● Exercise material:
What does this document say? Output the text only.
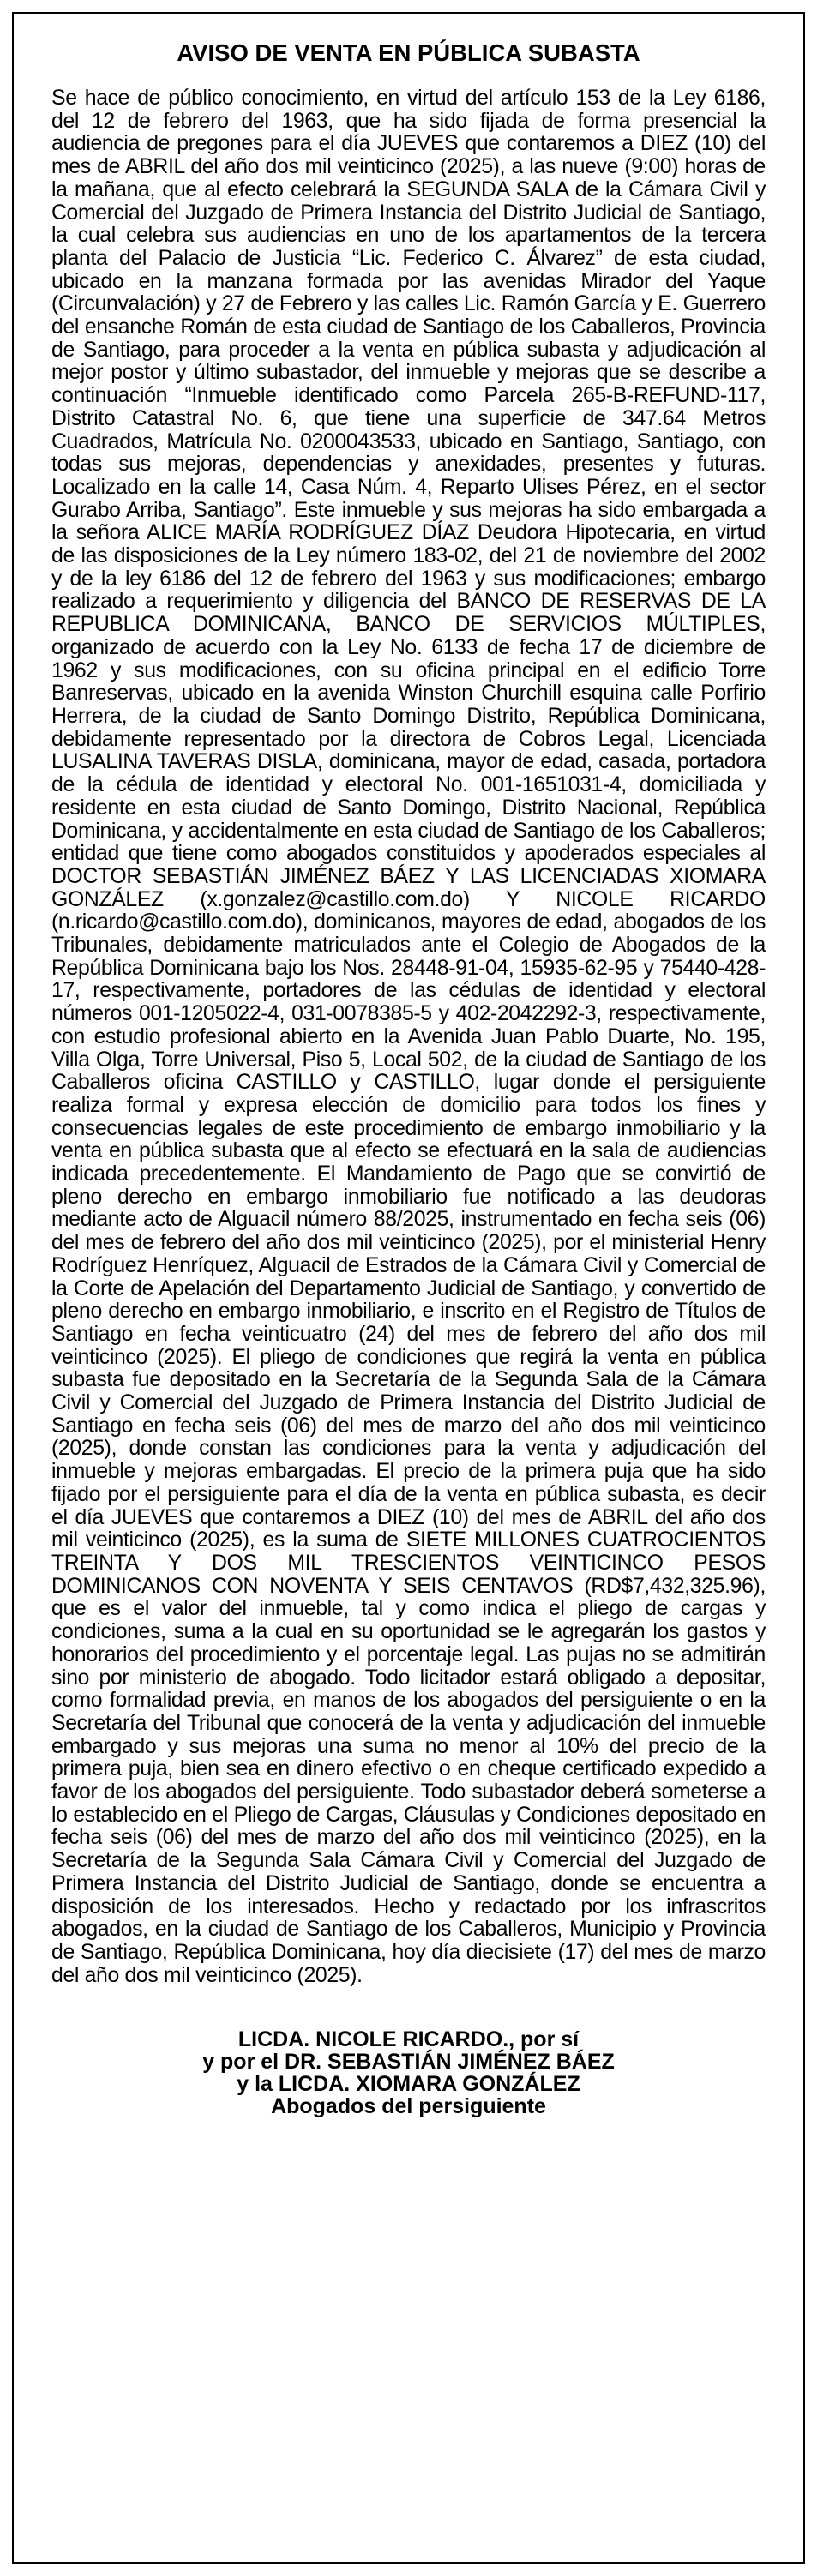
AVISO DE VENTA EN PÚBLICA SUBASTA

Se hace de público conocimiento, en virtud del artículo 153 de la Ley 6186, del 12 de febrero del 1963, que ha sido fijada de forma presencial la audiencia de pregones para el día JUEVES que contaremos a DIEZ (10) del mes de ABRIL del año dos mil veinticinco (2025), a las nueve (9:00) horas de la mañana, que al efecto celebrará la SEGUNDA SALA de la Cámara Civil y Comercial del Juzgado de Primera Instancia del Distrito Judicial de Santiago, la cual celebra sus audiencias en uno de los apartamentos de la tercera planta del Palacio de Justicia “Lic. Federico C. Álvarez” de esta ciudad, ubicado en la manzana formada por las avenidas Mirador del Yaque (Circunvalación) y 27 de Febrero y las calles Lic. Ramón García y E. Guerrero del ensanche Román de esta ciudad de Santiago de los Caballeros, Provincia de Santiago, para proceder a la venta en pública subasta y adjudicación al mejor postor y último subastador, del inmueble y mejoras que se describe a continuación “Inmueble identificado como Parcela 265-B-REFUND-117, Distrito Catastral No. 6, que tiene una superficie de 347.64 Metros Cuadrados, Matrícula No. 0200043533, ubicado en Santiago, Santiago, con todas sus mejoras, dependencias y anexidades, presentes y futuras. Localizado en la calle 14, Casa Núm. 4, Reparto Ulises Pérez, en el sector Gurabo Arriba, Santiago”. Este inmueble y sus mejoras ha sido embargada a la señora ALICE MARÍA RODRÍGUEZ DÍAZ Deudora Hipotecaria, en virtud de las disposiciones de la Ley número 183-02, del 21 de noviembre del 2002 y de la ley 6186 del 12 de febrero del 1963 y sus modificaciones; embargo realizado a requerimiento y diligencia del BANCO DE RESERVAS DE LA REPUBLICA DOMINICANA, BANCO DE SERVICIOS MÚLTIPLES, organizado de acuerdo con la Ley No. 6133 de fecha 17 de diciembre de 1962 y sus modificaciones, con su oficina principal en el edificio Torre Banreservas, ubicado en la avenida Winston Churchill esquina calle Porfirio Herrera, de la ciudad de Santo Domingo Distrito, República Dominicana, debidamente representado por la directora de Cobros Legal, Licenciada LUSALINA TAVERAS DISLA, dominicana, mayor de edad, casada, portadora de la cédula de identidad y electoral No. 001-1651031-4, domiciliada y residente en esta ciudad de Santo Domingo, Distrito Nacional, República Dominicana, y accidentalmente en esta ciudad de Santiago de los Caballeros; entidad que tiene como abogados constituidos y apoderados especiales al DOCTOR SEBASTIÁN JIMÉNEZ BÁEZ Y LAS LICENCIADAS XIOMARA GONZÁLEZ (x.gonzalez@castillo.com.do) Y NICOLE RICARDO (n.ricardo@castillo.com.do), dominicanos, mayores de edad, abogados de los Tribunales, debidamente matriculados ante el Colegio de Abogados de la República Dominicana bajo los Nos. 28448-91-04, 15935-62-95 y 75440-428-17, respectivamente, portadores de las cédulas de identidad y electoral números 001-1205022-4, 031-0078385-5 y 402-2042292-3, respectivamente, con estudio profesional abierto en la Avenida Juan Pablo Duarte, No. 195, Villa Olga, Torre Universal, Piso 5, Local 502, de la ciudad de Santiago de los Caballeros oficina CASTILLO y CASTILLO, lugar donde el persiguiente realiza formal y expresa elección de domicilio para todos los fines y consecuencias legales de este procedimiento de embargo inmobiliario y la venta en pública subasta que al efecto se efectuará en la sala de audiencias indicada precedentemente. El Mandamiento de Pago que se convirtió de pleno derecho en embargo inmobiliario fue notificado a las deudoras mediante acto de Alguacil número 88/2025, instrumentado en fecha seis (06) del mes de febrero del año dos mil veinticinco (2025), por el ministerial Henry Rodríguez Henríquez, Alguacil de Estrados de la Cámara Civil y Comercial de la Corte de Apelación del Departamento Judicial de Santiago, y convertido de pleno derecho en embargo inmobiliario, e inscrito en el Registro de Títulos de Santiago en fecha veinticuatro (24) del mes de febrero del año dos mil veinticinco (2025). El pliego de condiciones que regirá la venta en pública subasta fue depositado en la Secretaría de la Segunda Sala de la Cámara Civil y Comercial del Juzgado de Primera Instancia del Distrito Judicial de Santiago en fecha seis (06) del mes de marzo del año dos mil veinticinco (2025), donde constan las condiciones para la venta y adjudicación del inmueble y mejoras embargadas. El precio de la primera puja que ha sido fijado por el persiguiente para el día de la venta en pública subasta, es decir el día JUEVES que contaremos a DIEZ (10) del mes de ABRIL del año dos mil veinticinco (2025), es la suma de SIETE MILLONES CUATROCIENTOS TREINTA Y DOS MIL TRESCIENTOS VEINTICINCO PESOS DOMINICANOS CON NOVENTA Y SEIS CENTAVOS (RD$7,432,325.96), que es el valor del inmueble, tal y como indica el pliego de cargas y condiciones, suma a la cual en su oportunidad se le agregarán los gastos y honorarios del procedimiento y el porcentaje legal. Las pujas no se admitirán sino por ministerio de abogado. Todo licitador estará obligado a depositar, como formalidad previa, en manos de los abogados del persiguiente o en la Secretaría del Tribunal que conocerá de la venta y adjudicación del inmueble embargado y sus mejoras una suma no menor al 10% del precio de la primera puja, bien sea en dinero efectivo o en cheque certificado expedido a favor de los abogados del persiguiente. Todo subastador deberá someterse a lo establecido en el Pliego de Cargas, Cláusulas y Condiciones depositado en fecha seis (06) del mes de marzo del año dos mil veinticinco (2025), en la Secretaría de la Segunda Sala Cámara Civil y Comercial del Juzgado de Primera Instancia del Distrito Judicial de Santiago, donde se encuentra a disposición de los interesados. Hecho y redactado por los infrascritos abogados, en la ciudad de Santiago de los Caballeros, Municipio y Provincia de Santiago, República Dominicana, hoy día diecisiete (17) del mes de marzo del año dos mil veinticinco (2025).

LICDA. NICOLE RICARDO., por sí
y por el DR. SEBASTIÁN JIMÉNEZ BÁEZ
y la LICDA. XIOMARA GONZÁLEZ
Abogados del persiguiente
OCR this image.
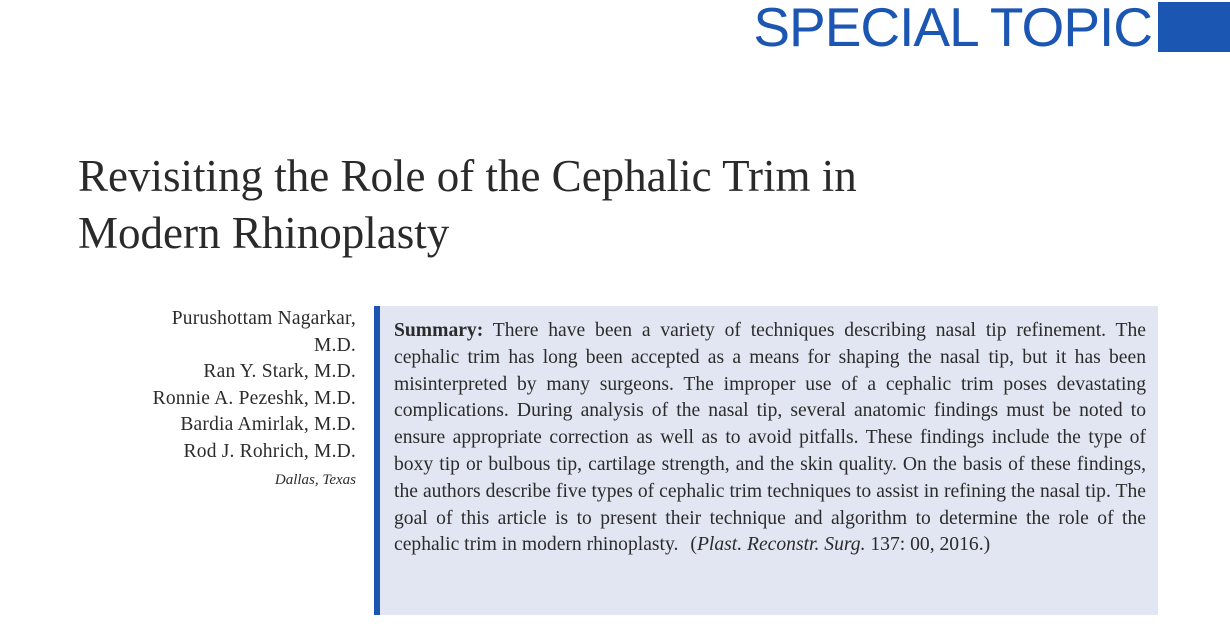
SPECIAL TOPIC
Revisiting the Role of the Cephalic Trim in
Modern Rhinoplasty
Purushottam Nagarkar,
M.D.
Ran Y. Stark, M.D.
Ronnie A. Pezeshk, M.D.
Bardia Amirlak, M.D.
Rod J. Rohrich, M.D.
Dallas, Texas

Summary: There have been a variety of techniques describing nasal tip refinement. The cephalic trim has long been accepted as a means for shaping the nasal tip, but it has been misinterpreted by many surgeons. The improper use of a cephalic trim poses devastating complications. During analysis of the nasal tip, several anatomic findings must be noted to ensure appropriate correction as well as to avoid pitfalls. These findings include the type of boxy tip or bulbous tip, cartilage strength, and the skin quality. On the basis of these findings, the authors describe five types of cephalic trim techniques to assist in refining the nasal tip. The goal of this article is to present their technique and algorithm to determine the role of the cephalic trim in modern rhinoplasty. (Plast. Reconstr. Surg. 137: 00, 2016.)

● Directions:
Extract, word for word, every line from the one holding "OCR this image." through the closing line of the data above. Do not include any pictures.

● Result for this exercise:
OCR this image.
SPECIAL TOPIC
Revisiting the Role of the Cephalic Trim in
Modern Rhinoplasty
Purushottam Nagarkar,
M.D.
Ran Y. Stark, M.D.
Ronnie A. Pezeshk, M.D.
Bardia Amirlak, M.D.
Rod J. Rohrich, M.D.
Dallas, Texas

Summary: There have been a variety of techniques describing nasal tip refinement. The cephalic trim has long been accepted as a means for shaping the nasal tip, but it has been misinterpreted by many surgeons. The improper use of a cephalic trim poses devastating complications. During analysis of the nasal tip, several anatomic findings must be noted to ensure appropriate correction as well as to avoid pitfalls. These findings include the type of boxy tip or bulbous tip, cartilage strength, and the skin quality. On the basis of these findings, the authors describe five types of cephalic trim techniques to assist in refining the nasal tip. The goal of this article is to present their technique and algorithm to determine the role of the cephalic trim in modern rhinoplasty. (Plast. Reconstr. Surg. 137: 00, 2016.)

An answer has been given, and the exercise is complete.